→ Problem to solve: Copy out all the lines where "training" shows up.

Collected data entries
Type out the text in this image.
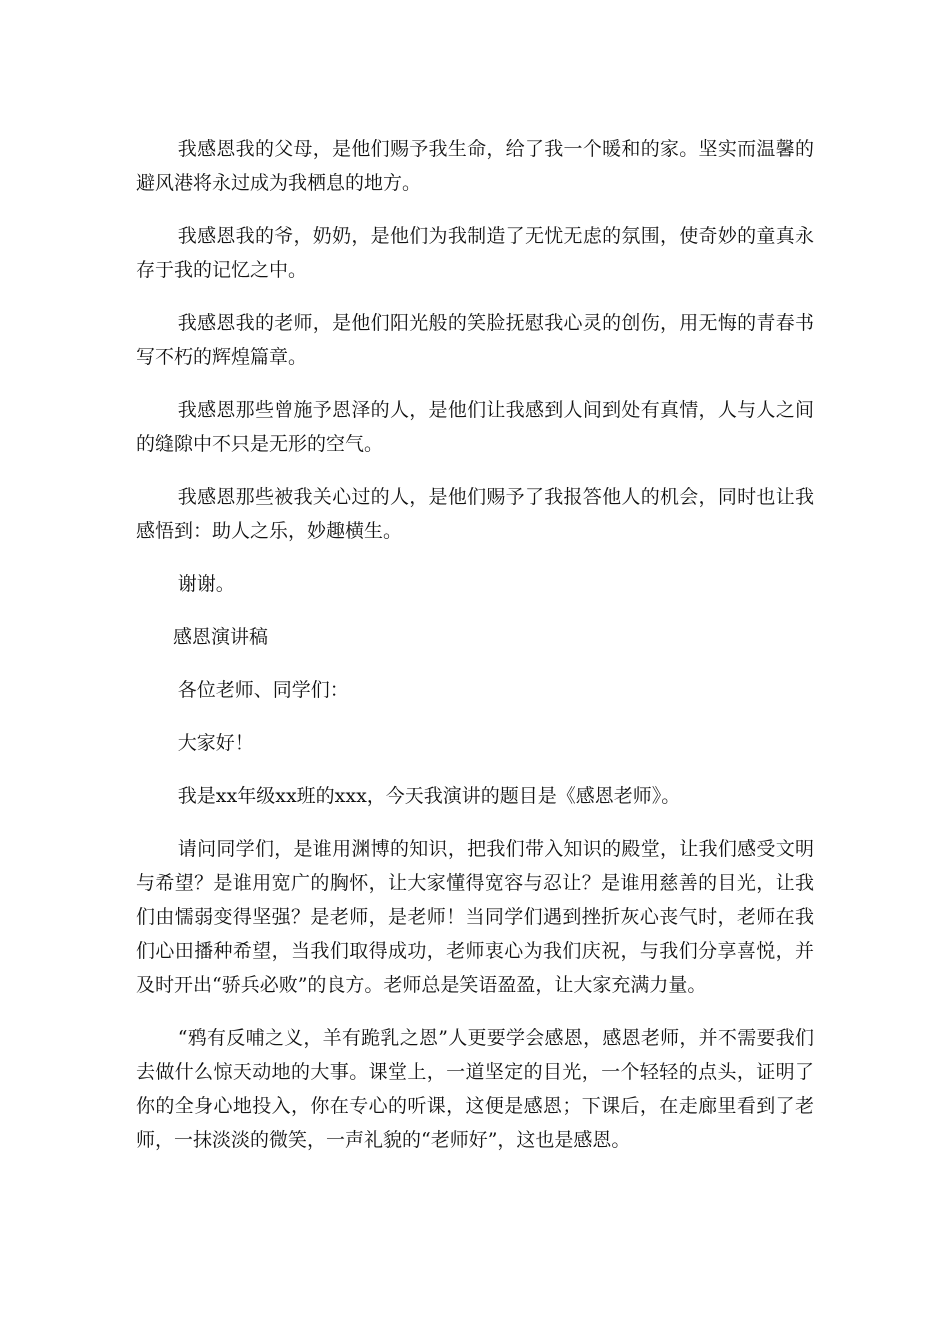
我感恩我的父母，是他们赐予我生命，给了我一个暖和的家。坚实而温馨的避风港将永过成为我栖息的地方。

我感恩我的爷，奶奶，是他们为我制造了无忧无虑的氛围，使奇妙的童真永存于我的记忆之中。

我感恩我的老师，是他们阳光般的笑脸抚慰我心灵的创伤，用无悔的青春书写不朽的辉煌篇章。

我感恩那些曾施予恩泽的人，是他们让我感到人间到处有真情，人与人之间的缝隙中不只是无形的空气。

我感恩那些被我关心过的人，是他们赐予了我报答他人的机会，同时也让我感悟到：助人之乐，妙趣横生。

谢谢。

感恩演讲稿

各位老师、同学们：

大家好！

我是xx年级xx班的xxx，今天我演讲的题目是《感恩老师》。

请问同学们，是谁用渊博的知识，把我们带入知识的殿堂，让我们感受文明与希望？是谁用宽广的胸怀，让大家懂得宽容与忍让？是谁用慈善的目光，让我们由懦弱变得坚强？是老师，是老师！当同学们遇到挫折灰心丧气时，老师在我们心田播种希望，当我们取得成功，老师衷心为我们庆祝，与我们分享喜悦，并及时开出“骄兵必败”的良方。老师总是笑语盈盈，让大家充满力量。

“鸦有反哺之义，羊有跪乳之恩”人更要学会感恩，感恩老师，并不需要我们去做什么惊天动地的大事。课堂上，一道坚定的目光，一个轻轻的点头，证明了你的全身心地投入，你在专心的听课，这便是感恩；下课后，在走廊里看到了老师，一抹淡淡的微笑，一声礼貌的“老师好”，这也是感恩。
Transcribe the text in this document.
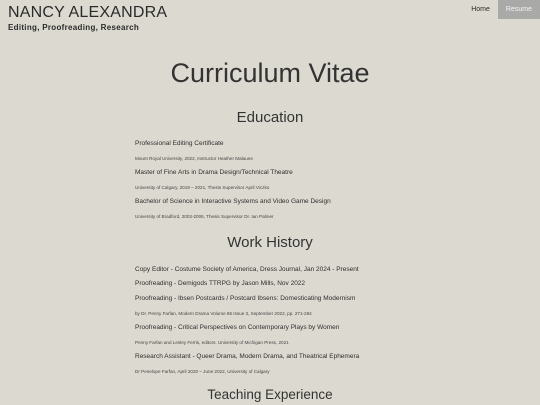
NANCY ALEXANDRA
Editing, Proofreading, Research
Home	Resume
Curriculum Vitae
Education
Professional Editing Certificate
Mount Royal University, 2022, Instructor Heather Malaune
Master of Fine Arts in Drama Design/Technical Theatre
University of Calgary, 2019 – 2021, Thesis Supervisor April Viczko
Bachelor of Science in Interactive Systems and Video Game Design
University of Bradford, 2003-2006, Thesis Supervisor Dr. Ian Palmer
Work History
Copy Editor - Costume Society of America, Dress Journal, Jan 2024 - Present
Proofreading - Demigods TTRPG by Jason Mills, Nov 2022
Proofreading - Ibsen Postcards / Postcard Ibsens: Domesticating Modernism
by Dr. Penny Farfan, Modern Drama Volume 65 Issue 3, September 2022, pp. 271-284
Proofreading - Critical Perspectives on Contemporary Plays by Women
Penny Farfan and Lesley Ferris, editors. University of Michigan Press, 2021
Research Assistant - Queer Drama, Modern Drama, and Theatrical Ephemera
Dr Penelope Farfan, April 2020 – June 2022, University of Calgary
Teaching Experience
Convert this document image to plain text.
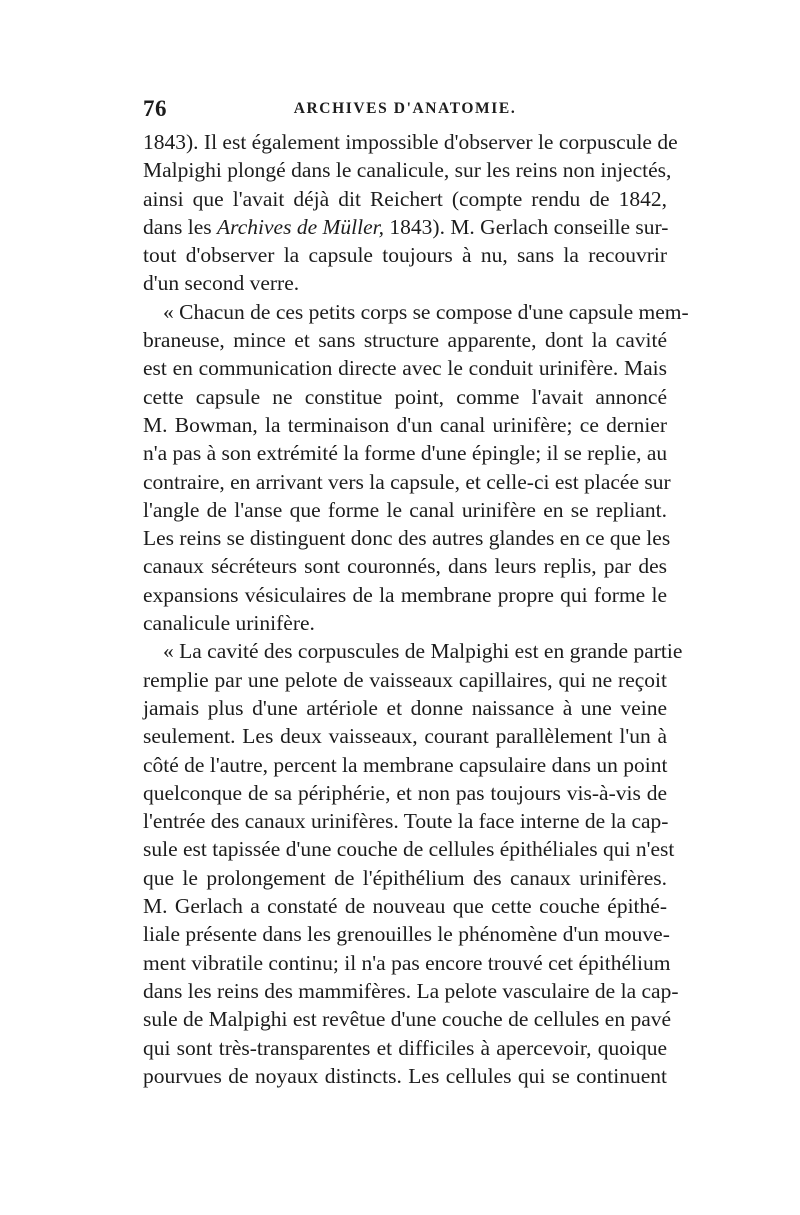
76	ARCHIVES D'ANATOMIE.
1843). Il est également impossible d'observer le corpuscule de
Malpighi plongé dans le canalicule, sur les reins non injectés,
ainsi que l'avait déjà dit Reichert (compte rendu de 1842,
dans les Archives de Müller, 1843). M. Gerlach conseille sur-
tout d'observer la capsule toujours à nu, sans la recouvrir
d'un second verre.
« Chacun de ces petits corps se compose d'une capsule mem-
braneuse, mince et sans structure apparente, dont la cavité
est en communication directe avec le conduit urinifère. Mais
cette capsule ne constitue point, comme l'avait annoncé
M. Bowman, la terminaison d'un canal urinifère; ce dernier
n'a pas à son extrémité la forme d'une épingle; il se replie, au
contraire, en arrivant vers la capsule, et celle-ci est placée sur
l'angle de l'anse que forme le canal urinifère en se repliant.
Les reins se distinguent donc des autres glandes en ce que les
canaux sécréteurs sont couronnés, dans leurs replis, par des
expansions vésiculaires de la membrane propre qui forme le
canalicule urinifère.
« La cavité des corpuscules de Malpighi est en grande partie
remplie par une pelote de vaisseaux capillaires, qui ne reçoit
jamais plus d'une artériole et donne naissance à une veine
seulement. Les deux vaisseaux, courant parallèlement l'un à
côté de l'autre, percent la membrane capsulaire dans un point
quelconque de sa périphérie, et non pas toujours vis-à-vis de
l'entrée des canaux urinifères. Toute la face interne de la cap-
sule est tapissée d'une couche de cellules épithéliales qui n'est
que le prolongement de l'épithélium des canaux urinifères.
M. Gerlach a constaté de nouveau que cette couche épithé-
liale présente dans les grenouilles le phénomène d'un mouve-
ment vibratile continu; il n'a pas encore trouvé cet épithélium
dans les reins des mammifères. La pelote vasculaire de la cap-
sule de Malpighi est revêtue d'une couche de cellules en pavé
qui sont très-transparentes et difficiles à apercevoir, quoique
pourvues de noyaux distincts. Les cellules qui se continuent
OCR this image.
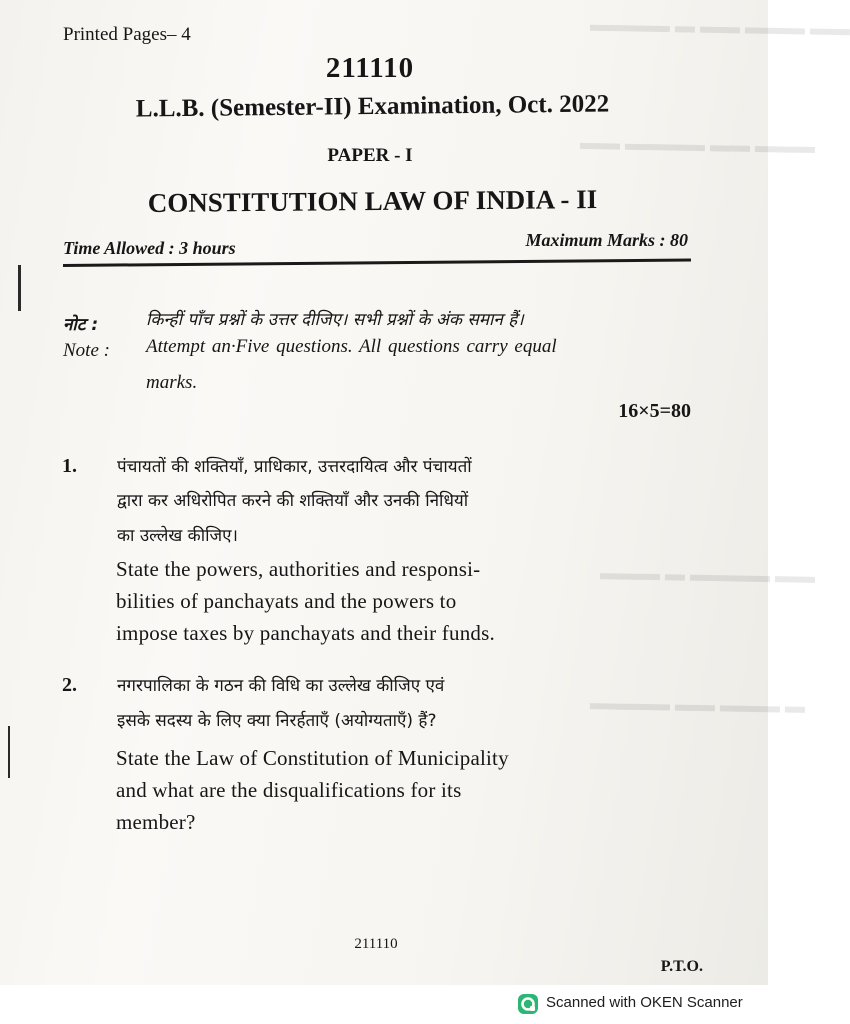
▬▬ ▬▬▬ ▬▬ ▬ ▬▬▬▬
▬▬▬ ▬▬ ▬▬▬▬ ▬▬
▬▬ ▬▬▬▬ ▬ ▬▬▬
▬ ▬▬▬ ▬▬ ▬▬▬▬
Printed Pages– 4
211110
L.L.B. (Semester-II) Examination, Oct. 2022
PAPER - I
CONSTITUTION LAW OF INDIA - II
Time Allowed : 3 hours	Maximum Marks : 80
नोट :	किन्हीं पाँच प्रश्नों के उत्तर दीजिए। सभी प्रश्नों के अंक समान हैं।
Note : Attempt an·Five questions. All questions carry equal
marks.
16×5=80
1. पंचायतों की शक्तियाँ, प्राधिकार, उत्तरदायित्व और पंचायतों
द्वारा कर अधिरोपित करने की शक्तियाँ और उनकी निधियों
का उल्लेख कीजिए।
State the powers, authorities and responsi-
bilities of panchayats and the powers to
impose taxes by panchayats and their funds.
2. नगरपालिका के गठन की विधि का उल्लेख कीजिए एवं
इसके सदस्य के लिए क्या निरर्हताएँ (अयोग्यताएँ) हैं?
State the Law of Constitution of Municipality
and what are the disqualifications for its
member?
211110
P.T.O.
Scanned with OKEN Scanner
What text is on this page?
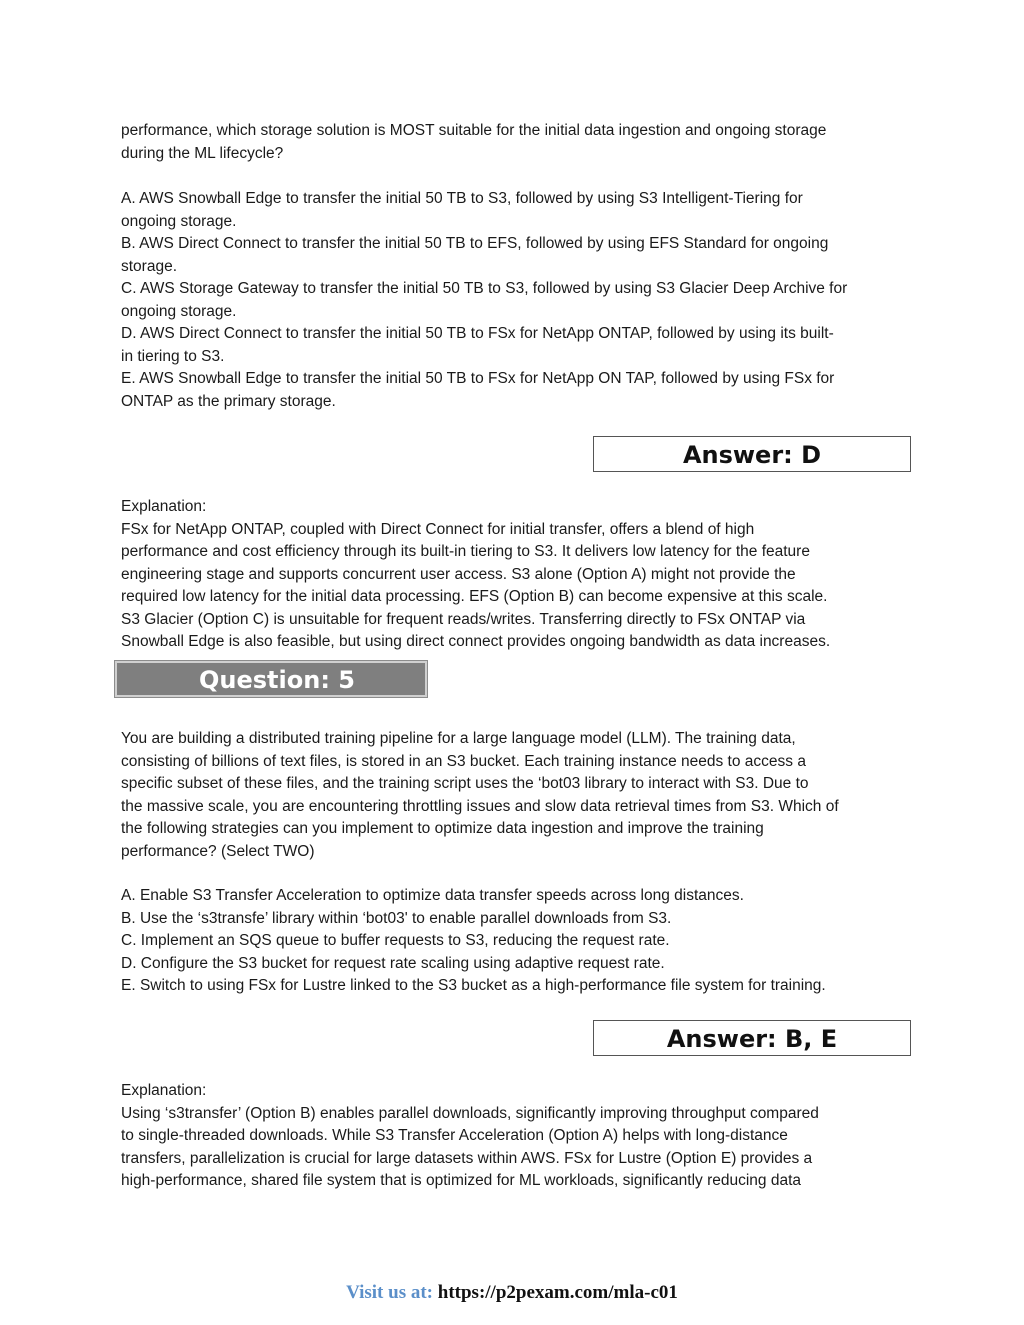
performance, which storage solution is MOST suitable for the initial data ingestion and ongoing storage
during the ML lifecycle?
A. AWS Snowball Edge to transfer the initial 50 TB to S3, followed by using S3 Intelligent-Tiering for
ongoing storage.
B. AWS Direct Connect to transfer the initial 50 TB to EFS, followed by using EFS Standard for ongoing
storage.
C. AWS Storage Gateway to transfer the initial 50 TB to S3, followed by using S3 Glacier Deep Archive for
ongoing storage.
D. AWS Direct Connect to transfer the initial 50 TB to FSx for NetApp ONTAP, followed by using its built-
in tiering to S3.
E. AWS Snowball Edge to transfer the initial 50 TB to FSx for NetApp ON TAP, followed by using FSx for
ONTAP as the primary storage.
Answer: D
Explanation:
FSx for NetApp ONTAP, coupled with Direct Connect for initial transfer, offers a blend of high
performance and cost efficiency through its built-in tiering to S3. It delivers low latency for the feature
engineering stage and supports concurrent user access. S3 alone (Option A) might not provide the
required low latency for the initial data processing. EFS (Option B) can become expensive at this scale.
S3 Glacier (Option C) is unsuitable for frequent reads/writes. Transferring directly to FSx ONTAP via
Snowball Edge is also feasible, but using direct connect provides ongoing bandwidth as data increases.
Question: 5
You are building a distributed training pipeline for a large language model (LLM). The training data,
consisting of billions of text files, is stored in an S3 bucket. Each training instance needs to access a
specific subset of these files, and the training script uses the ‘bot03 library to interact with S3. Due to
the massive scale, you are encountering throttling issues and slow data retrieval times from S3. Which of
the following strategies can you implement to optimize data ingestion and improve the training
performance? (Select TWO)
A. Enable S3 Transfer Acceleration to optimize data transfer speeds across long distances.
B. Use the ‘s3transfe’ library within ‘bot03' to enable parallel downloads from S3.
C. Implement an SQS queue to buffer requests to S3, reducing the request rate.
D. Configure the S3 bucket for request rate scaling using adaptive request rate.
E. Switch to using FSx for Lustre linked to the S3 bucket as a high-performance file system for training.
Answer: B, E
Explanation:
Using ‘s3transfer’ (Option B) enables parallel downloads, significantly improving throughput compared
to single-threaded downloads. While S3 Transfer Acceleration (Option A) helps with long-distance
transfers, parallelization is crucial for large datasets within AWS. FSx for Lustre (Option E) provides a
high-performance, shared file system that is optimized for ML workloads, significantly reducing data
Visit us at: https://p2pexam.com/mla-c01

→ Correct output:
You are building a distributed training pipeline for a large language model (LLM). The training data,
consisting of billions of text files, is stored in an S3 bucket. Each training instance needs to access a
specific subset of these files, and the training script uses the ‘bot03 library to interact with S3. Due to
the following strategies can you implement to optimize data ingestion and improve the training
E. Switch to using FSx for Lustre linked to the S3 bucket as a high-performance file system for training.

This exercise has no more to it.